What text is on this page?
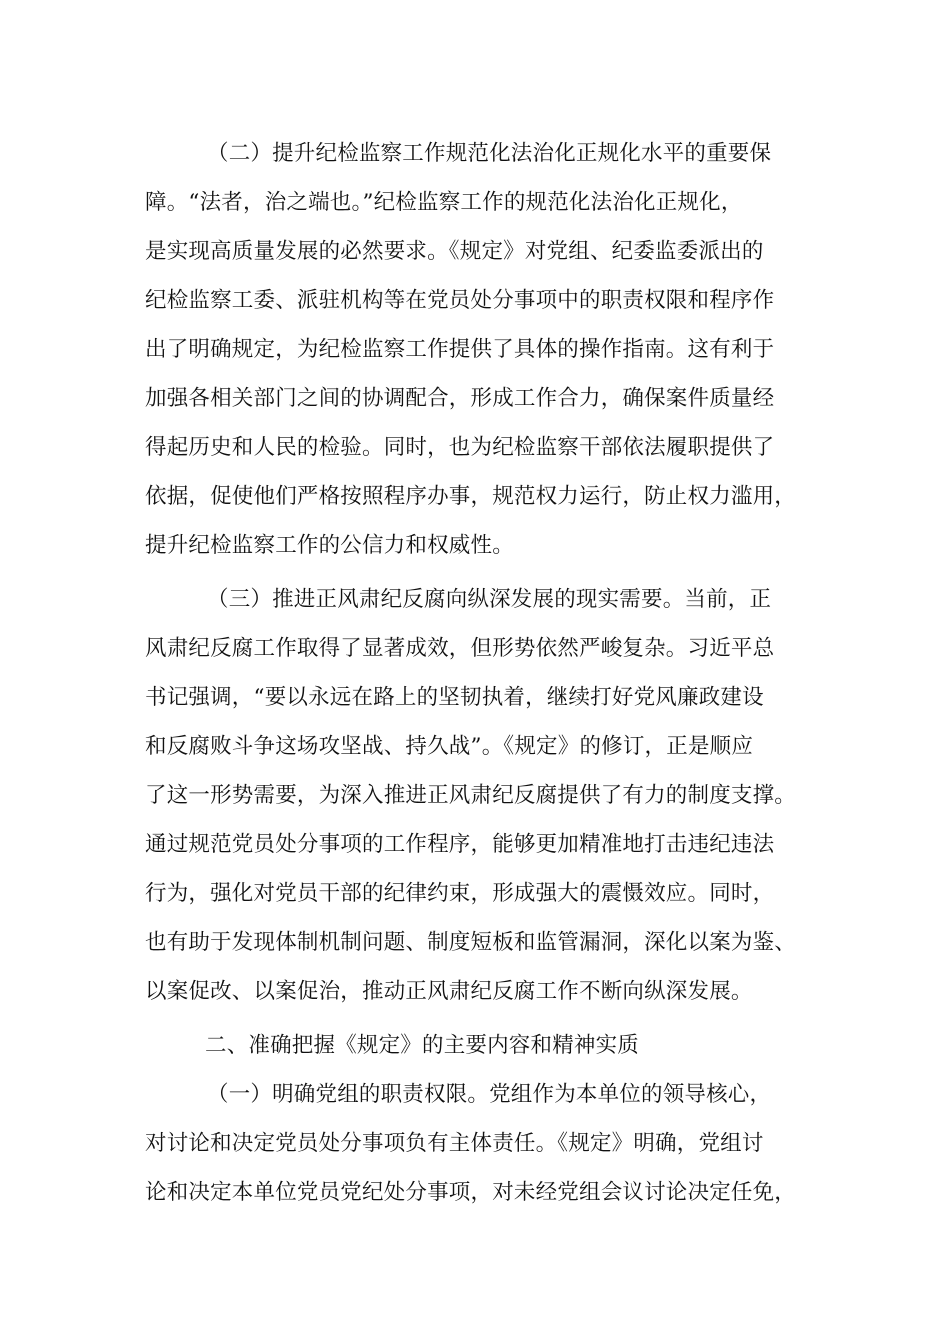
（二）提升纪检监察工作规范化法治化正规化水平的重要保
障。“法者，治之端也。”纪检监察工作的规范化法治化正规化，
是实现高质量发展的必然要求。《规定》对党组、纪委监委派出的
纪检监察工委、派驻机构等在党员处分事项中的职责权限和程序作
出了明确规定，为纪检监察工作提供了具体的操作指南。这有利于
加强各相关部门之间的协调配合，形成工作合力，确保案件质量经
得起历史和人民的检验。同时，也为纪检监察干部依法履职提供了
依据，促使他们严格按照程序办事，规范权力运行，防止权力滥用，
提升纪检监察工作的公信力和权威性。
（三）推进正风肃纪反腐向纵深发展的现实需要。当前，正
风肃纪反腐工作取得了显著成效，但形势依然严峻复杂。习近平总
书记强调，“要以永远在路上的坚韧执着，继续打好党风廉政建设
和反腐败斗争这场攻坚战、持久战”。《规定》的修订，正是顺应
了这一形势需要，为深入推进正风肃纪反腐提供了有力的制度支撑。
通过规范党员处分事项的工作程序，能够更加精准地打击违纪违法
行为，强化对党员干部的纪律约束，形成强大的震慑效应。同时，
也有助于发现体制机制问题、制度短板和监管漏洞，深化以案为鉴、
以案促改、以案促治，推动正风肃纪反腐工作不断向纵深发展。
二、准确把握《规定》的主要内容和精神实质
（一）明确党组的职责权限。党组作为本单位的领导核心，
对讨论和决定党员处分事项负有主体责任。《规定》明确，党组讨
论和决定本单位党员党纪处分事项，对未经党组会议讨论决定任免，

What the task requires: Write out all the records again, exactly, minus any pictures.

Output for this task:
What text is on this page?
（二）提升纪检监察工作规范化法治化正规化水平的重要保
障。“法者，治之端也。”纪检监察工作的规范化法治化正规化，
是实现高质量发展的必然要求。《规定》对党组、纪委监委派出的
纪检监察工委、派驻机构等在党员处分事项中的职责权限和程序作
出了明确规定，为纪检监察工作提供了具体的操作指南。这有利于
加强各相关部门之间的协调配合，形成工作合力，确保案件质量经
得起历史和人民的检验。同时，也为纪检监察干部依法履职提供了
依据，促使他们严格按照程序办事，规范权力运行，防止权力滥用，
提升纪检监察工作的公信力和权威性。
（三）推进正风肃纪反腐向纵深发展的现实需要。当前，正
风肃纪反腐工作取得了显著成效，但形势依然严峻复杂。习近平总
书记强调，“要以永远在路上的坚韧执着，继续打好党风廉政建设
和反腐败斗争这场攻坚战、持久战”。《规定》的修订，正是顺应
了这一形势需要，为深入推进正风肃纪反腐提供了有力的制度支撑。
通过规范党员处分事项的工作程序，能够更加精准地打击违纪违法
行为，强化对党员干部的纪律约束，形成强大的震慑效应。同时，
也有助于发现体制机制问题、制度短板和监管漏洞，深化以案为鉴、
以案促改、以案促治，推动正风肃纪反腐工作不断向纵深发展。
二、准确把握《规定》的主要内容和精神实质
（一）明确党组的职责权限。党组作为本单位的领导核心，
对讨论和决定党员处分事项负有主体责任。《规定》明确，党组讨
论和决定本单位党员党纪处分事项，对未经党组会议讨论决定任免，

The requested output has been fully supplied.